WRITTEN TASK
Identify all lines below that hold "полимерными" and collect them.

DATA SECTION
===============

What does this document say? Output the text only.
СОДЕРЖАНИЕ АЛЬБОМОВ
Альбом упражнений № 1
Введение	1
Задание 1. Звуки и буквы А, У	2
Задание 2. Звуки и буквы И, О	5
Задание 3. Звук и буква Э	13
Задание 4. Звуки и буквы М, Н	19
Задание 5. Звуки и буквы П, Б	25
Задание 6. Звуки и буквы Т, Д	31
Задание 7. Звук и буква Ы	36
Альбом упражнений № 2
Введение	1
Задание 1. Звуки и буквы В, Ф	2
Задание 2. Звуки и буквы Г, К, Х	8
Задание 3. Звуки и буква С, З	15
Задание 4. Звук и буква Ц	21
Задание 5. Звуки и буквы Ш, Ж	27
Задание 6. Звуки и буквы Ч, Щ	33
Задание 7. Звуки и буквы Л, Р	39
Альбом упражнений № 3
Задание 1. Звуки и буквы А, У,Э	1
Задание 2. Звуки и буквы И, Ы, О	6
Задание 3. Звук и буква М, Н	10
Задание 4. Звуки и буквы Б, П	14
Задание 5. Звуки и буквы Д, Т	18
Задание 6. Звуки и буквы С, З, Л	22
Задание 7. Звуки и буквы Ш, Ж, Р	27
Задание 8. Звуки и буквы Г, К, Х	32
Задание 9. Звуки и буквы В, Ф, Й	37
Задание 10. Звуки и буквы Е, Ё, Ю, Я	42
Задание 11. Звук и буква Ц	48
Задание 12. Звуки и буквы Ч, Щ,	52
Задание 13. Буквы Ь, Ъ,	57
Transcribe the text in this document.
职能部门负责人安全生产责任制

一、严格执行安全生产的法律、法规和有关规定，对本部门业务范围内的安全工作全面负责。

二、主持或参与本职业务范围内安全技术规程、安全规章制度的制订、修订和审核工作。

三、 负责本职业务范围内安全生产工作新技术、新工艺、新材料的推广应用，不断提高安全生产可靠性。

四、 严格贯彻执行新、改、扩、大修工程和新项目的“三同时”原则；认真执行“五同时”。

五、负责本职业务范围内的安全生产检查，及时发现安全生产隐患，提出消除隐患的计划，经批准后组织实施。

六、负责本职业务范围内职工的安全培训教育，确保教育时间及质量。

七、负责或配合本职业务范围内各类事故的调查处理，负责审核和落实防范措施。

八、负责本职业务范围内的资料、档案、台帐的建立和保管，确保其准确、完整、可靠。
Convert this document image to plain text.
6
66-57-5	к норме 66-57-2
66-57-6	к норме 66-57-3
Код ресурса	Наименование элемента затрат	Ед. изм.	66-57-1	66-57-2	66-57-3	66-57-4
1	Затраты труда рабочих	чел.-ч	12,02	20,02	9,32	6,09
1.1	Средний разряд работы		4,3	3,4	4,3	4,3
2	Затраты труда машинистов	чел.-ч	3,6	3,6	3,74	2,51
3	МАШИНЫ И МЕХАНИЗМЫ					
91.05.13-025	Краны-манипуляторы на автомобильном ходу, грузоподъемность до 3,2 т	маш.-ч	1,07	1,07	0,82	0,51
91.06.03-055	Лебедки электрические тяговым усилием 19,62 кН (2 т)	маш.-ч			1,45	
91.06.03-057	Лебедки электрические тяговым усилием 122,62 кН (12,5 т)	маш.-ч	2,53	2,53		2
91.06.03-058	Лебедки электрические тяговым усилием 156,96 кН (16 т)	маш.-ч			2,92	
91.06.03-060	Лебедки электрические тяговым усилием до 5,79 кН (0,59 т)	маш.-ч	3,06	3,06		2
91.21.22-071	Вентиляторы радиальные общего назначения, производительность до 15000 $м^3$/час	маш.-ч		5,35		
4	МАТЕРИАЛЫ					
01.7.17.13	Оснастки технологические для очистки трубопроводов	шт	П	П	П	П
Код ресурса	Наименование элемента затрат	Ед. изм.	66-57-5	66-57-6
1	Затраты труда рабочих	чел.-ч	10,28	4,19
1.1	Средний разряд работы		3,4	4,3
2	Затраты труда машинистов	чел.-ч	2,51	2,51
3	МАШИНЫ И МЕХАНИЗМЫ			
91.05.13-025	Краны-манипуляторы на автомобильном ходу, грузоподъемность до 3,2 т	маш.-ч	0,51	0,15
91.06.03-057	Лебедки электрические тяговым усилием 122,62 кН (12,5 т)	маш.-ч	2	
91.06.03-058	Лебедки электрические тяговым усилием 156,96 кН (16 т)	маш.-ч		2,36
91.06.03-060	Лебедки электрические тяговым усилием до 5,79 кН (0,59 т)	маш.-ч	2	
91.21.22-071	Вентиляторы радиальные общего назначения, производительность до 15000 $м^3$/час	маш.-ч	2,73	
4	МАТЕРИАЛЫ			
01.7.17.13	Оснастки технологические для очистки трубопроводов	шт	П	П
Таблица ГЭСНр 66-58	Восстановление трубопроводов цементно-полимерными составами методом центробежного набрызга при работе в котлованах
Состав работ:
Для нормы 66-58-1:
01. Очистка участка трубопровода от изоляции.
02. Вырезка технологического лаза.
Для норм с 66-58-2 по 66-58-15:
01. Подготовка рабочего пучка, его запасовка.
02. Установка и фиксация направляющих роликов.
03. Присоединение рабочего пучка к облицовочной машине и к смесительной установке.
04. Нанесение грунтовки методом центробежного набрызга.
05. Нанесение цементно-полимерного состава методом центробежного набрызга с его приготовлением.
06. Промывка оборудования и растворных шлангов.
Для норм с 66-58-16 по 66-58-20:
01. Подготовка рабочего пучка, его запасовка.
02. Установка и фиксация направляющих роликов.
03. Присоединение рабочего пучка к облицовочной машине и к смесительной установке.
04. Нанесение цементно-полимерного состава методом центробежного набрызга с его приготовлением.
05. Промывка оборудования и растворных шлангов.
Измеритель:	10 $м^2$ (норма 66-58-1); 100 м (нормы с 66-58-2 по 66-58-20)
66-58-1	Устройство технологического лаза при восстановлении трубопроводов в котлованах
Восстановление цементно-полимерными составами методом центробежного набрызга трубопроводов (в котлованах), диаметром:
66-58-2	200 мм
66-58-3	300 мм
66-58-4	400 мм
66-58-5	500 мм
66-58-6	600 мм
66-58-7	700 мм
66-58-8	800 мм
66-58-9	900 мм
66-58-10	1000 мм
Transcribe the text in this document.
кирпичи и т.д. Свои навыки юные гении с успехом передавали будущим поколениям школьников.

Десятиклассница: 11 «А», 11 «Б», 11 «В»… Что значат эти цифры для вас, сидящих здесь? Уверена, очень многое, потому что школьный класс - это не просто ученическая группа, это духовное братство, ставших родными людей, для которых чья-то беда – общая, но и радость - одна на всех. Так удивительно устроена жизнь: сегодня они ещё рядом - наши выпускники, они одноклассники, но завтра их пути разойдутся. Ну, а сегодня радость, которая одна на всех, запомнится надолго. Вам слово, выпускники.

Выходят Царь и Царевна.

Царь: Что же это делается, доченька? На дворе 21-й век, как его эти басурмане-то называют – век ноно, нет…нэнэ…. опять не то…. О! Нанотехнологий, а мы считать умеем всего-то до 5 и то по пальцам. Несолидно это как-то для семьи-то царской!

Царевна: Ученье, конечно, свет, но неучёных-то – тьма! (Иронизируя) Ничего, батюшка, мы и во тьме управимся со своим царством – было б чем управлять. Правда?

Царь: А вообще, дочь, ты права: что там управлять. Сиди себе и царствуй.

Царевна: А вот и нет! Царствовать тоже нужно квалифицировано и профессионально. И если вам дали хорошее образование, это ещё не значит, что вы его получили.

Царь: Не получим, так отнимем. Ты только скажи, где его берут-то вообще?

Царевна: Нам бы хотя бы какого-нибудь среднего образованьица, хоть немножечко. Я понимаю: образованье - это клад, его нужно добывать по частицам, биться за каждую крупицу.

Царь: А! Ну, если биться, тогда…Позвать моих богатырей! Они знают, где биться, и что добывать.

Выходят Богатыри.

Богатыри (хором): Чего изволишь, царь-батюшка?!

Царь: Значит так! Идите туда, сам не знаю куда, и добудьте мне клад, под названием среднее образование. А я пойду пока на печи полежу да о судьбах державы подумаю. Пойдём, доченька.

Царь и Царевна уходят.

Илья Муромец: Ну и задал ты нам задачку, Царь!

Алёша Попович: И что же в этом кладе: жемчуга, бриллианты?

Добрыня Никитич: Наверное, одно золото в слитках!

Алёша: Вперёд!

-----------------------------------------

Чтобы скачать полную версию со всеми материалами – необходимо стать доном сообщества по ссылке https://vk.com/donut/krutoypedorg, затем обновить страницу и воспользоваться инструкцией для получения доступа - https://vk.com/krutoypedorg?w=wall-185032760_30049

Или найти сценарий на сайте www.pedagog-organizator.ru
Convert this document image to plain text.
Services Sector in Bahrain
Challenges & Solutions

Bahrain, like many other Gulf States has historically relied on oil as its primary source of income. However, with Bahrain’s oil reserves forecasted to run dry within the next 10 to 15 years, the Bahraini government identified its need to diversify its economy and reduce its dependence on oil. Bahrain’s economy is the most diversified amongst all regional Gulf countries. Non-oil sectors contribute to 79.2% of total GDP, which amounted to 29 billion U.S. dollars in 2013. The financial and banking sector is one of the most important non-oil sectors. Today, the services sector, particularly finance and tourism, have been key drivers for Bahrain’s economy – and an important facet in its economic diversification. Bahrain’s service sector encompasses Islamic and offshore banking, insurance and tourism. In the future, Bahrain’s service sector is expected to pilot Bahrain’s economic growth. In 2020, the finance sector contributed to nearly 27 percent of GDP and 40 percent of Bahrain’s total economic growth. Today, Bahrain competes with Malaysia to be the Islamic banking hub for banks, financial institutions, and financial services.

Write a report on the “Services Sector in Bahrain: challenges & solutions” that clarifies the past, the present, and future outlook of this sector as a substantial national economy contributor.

===============

ANSWER IN FULL
Таблица ГЭСНр 66-58	Восстановление трубопроводов цементно-полимерными составами методом центробежного набрызга при работе в котлованах
Восстановление цементно-полимерными составами методом центробежного набрызга трубопроводов (в котлованах), диаметром:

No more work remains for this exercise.